[Page excerpt Boundary: Start]

Distinct senescent β-cell senotypes differentially drive islet aging and dysfunction

Biological aging greatly impacts the body’s ability to handle glucose, and represents a major risk factor the development and progression of type 2 diabetes (T2D). Nonetheless, despite advances in cellular senescence research and the development of new senolytic therapies, the heterogeneity of cellular senescence in the human endocrine pancreas, as well as its roles in normal aging, remains to be elucidated at the single-cell level.

Here, we performed single-cell–resolved spatial proteomics and transcriptomics on intact pancreas from 26 donors (ages 20–80) and multiplexed single-cell RNA sequencing and functional assays on dispersed islets from 14 donors (ages 34–69). We identify two discrete SnC subpopulations distinguished by relative expression of CDKN1A and CDKN2A.

CDKN1A ⁺ senescent cells (SnCs) exhibit loss of β-cell identity, impaired insulin secretion, and a proinflammatory SASP associated with increased islet immune infiltration. In contrast, CDKN2A ⁺ SnCs retain transcriptional identity and functional competence, with lower inflammatory signaling.

[Page excerpt Boundary: End]
[Data section Boundary: Start]

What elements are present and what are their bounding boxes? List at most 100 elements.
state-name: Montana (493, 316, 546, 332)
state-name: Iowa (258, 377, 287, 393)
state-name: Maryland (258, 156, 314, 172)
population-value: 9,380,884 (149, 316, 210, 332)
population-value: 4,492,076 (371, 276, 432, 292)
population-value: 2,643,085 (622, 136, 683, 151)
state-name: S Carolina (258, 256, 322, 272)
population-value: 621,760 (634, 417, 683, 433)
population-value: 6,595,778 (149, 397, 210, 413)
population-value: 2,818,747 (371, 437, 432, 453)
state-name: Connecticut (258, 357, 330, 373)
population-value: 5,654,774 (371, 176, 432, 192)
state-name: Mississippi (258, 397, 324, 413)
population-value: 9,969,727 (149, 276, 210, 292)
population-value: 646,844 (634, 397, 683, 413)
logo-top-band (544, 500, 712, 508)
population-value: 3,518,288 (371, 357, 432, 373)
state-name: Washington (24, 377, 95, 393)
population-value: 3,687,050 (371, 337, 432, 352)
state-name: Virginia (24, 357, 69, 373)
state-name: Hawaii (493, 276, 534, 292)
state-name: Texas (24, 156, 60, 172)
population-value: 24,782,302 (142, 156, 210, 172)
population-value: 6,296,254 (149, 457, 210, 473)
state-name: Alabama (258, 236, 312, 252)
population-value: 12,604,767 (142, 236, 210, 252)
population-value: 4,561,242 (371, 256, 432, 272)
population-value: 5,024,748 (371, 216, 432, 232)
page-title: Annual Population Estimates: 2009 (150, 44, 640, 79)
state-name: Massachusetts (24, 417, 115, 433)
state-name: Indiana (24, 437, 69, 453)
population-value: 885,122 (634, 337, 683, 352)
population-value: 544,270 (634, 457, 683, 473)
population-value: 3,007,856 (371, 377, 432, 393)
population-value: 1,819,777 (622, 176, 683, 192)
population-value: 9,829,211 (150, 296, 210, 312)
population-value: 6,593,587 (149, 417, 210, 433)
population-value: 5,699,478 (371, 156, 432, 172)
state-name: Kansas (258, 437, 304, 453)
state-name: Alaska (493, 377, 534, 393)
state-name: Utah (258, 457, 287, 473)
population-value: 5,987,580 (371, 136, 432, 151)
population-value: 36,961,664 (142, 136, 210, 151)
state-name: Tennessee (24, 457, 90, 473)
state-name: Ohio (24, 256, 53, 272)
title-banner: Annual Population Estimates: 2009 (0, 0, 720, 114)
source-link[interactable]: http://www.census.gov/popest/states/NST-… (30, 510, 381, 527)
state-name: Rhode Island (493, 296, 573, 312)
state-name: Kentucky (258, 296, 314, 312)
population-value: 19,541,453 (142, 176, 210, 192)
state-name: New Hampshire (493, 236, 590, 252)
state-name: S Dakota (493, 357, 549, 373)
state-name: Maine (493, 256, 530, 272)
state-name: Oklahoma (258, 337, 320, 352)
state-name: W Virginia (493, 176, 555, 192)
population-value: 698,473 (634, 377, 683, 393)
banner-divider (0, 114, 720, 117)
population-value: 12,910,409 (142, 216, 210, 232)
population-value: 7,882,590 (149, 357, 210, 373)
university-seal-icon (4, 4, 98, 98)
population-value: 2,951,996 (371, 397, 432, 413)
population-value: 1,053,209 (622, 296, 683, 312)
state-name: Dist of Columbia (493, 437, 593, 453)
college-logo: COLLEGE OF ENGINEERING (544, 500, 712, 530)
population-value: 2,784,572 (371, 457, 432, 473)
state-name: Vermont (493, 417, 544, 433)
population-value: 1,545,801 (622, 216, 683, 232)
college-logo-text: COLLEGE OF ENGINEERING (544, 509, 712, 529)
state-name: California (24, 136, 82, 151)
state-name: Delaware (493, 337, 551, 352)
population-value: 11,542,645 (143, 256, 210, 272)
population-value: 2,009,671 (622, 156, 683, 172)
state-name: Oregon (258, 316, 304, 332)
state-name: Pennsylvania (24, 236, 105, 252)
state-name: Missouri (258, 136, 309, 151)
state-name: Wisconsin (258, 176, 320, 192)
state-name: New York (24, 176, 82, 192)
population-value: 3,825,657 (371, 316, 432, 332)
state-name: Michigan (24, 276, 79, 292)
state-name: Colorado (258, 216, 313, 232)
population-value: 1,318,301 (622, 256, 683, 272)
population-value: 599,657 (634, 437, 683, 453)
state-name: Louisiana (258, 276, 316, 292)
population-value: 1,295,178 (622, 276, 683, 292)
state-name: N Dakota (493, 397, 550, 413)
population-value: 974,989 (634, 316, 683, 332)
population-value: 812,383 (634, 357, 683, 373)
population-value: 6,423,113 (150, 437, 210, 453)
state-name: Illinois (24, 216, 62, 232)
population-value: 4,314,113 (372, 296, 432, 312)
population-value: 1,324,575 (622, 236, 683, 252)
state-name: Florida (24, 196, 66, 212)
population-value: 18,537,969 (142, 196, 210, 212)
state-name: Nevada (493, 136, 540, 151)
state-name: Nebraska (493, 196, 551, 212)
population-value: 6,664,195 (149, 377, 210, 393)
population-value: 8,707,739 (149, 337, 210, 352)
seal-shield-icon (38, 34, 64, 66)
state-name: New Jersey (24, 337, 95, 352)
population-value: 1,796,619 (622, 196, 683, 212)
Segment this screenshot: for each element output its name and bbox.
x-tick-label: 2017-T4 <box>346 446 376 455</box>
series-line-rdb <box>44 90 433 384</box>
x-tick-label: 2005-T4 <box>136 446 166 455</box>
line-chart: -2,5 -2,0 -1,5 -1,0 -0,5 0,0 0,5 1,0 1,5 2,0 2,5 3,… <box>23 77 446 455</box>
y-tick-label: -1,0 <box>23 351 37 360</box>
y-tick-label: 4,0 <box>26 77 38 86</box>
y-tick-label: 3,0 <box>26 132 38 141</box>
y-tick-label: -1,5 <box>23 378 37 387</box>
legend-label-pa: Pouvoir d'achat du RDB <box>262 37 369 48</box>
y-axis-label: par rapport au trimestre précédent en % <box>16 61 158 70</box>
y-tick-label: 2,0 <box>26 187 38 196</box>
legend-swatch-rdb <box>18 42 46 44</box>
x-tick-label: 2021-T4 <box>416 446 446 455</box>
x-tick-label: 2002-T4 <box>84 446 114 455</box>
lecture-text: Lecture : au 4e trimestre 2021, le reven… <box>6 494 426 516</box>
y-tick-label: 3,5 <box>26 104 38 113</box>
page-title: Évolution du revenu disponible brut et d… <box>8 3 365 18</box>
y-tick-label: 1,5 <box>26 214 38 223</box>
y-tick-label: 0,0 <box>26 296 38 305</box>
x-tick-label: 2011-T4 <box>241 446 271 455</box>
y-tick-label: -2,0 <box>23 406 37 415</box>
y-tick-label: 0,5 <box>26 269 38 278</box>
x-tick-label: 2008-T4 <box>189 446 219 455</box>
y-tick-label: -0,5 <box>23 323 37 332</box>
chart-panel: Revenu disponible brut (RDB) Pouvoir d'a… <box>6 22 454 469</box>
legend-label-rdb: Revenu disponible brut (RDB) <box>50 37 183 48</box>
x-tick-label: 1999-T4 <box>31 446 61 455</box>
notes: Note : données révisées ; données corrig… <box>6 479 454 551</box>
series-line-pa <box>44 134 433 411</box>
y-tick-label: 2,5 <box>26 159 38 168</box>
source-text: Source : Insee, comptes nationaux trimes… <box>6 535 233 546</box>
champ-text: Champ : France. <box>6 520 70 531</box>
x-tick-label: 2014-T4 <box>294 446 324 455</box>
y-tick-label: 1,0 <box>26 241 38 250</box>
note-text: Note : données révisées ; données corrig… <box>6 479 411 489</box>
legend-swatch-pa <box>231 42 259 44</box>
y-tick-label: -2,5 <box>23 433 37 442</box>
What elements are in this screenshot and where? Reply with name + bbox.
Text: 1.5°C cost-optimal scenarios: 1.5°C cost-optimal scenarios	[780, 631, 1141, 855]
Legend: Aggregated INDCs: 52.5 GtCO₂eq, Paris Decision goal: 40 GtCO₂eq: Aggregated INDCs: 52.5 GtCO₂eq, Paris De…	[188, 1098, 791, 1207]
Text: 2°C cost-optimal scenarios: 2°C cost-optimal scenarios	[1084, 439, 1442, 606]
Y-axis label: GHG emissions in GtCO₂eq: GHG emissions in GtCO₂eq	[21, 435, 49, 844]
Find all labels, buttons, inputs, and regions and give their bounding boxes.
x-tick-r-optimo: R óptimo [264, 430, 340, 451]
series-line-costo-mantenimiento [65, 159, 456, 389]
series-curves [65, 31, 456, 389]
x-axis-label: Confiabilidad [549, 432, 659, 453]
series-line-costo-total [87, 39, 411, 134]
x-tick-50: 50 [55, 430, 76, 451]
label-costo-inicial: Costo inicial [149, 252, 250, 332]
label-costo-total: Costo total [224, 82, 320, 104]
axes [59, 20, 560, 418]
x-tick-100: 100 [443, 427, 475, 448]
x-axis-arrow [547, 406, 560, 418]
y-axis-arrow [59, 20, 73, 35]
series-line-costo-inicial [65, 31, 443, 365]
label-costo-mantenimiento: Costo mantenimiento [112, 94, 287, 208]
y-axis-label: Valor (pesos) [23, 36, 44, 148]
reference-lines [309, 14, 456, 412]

[Data section Boundary: End]

Task directions:
Reproduce the portion of the text on senescent β-cell senotypes, starting at "Here, we performed" and ending at "CDKN1A and CDKN2A.".

Result:
Here, we performed single-cell–resolved spatial proteomics and transcriptomics on intact pancreas from 26 donors (ages 20–80) and multiplexed single-cell RNA sequencing and functional assays on dispersed islets from 14 donors (ages 34–69). We identify two discrete SnC subpopulations distinguished by relative expression of CDKN1A and CDKN2A.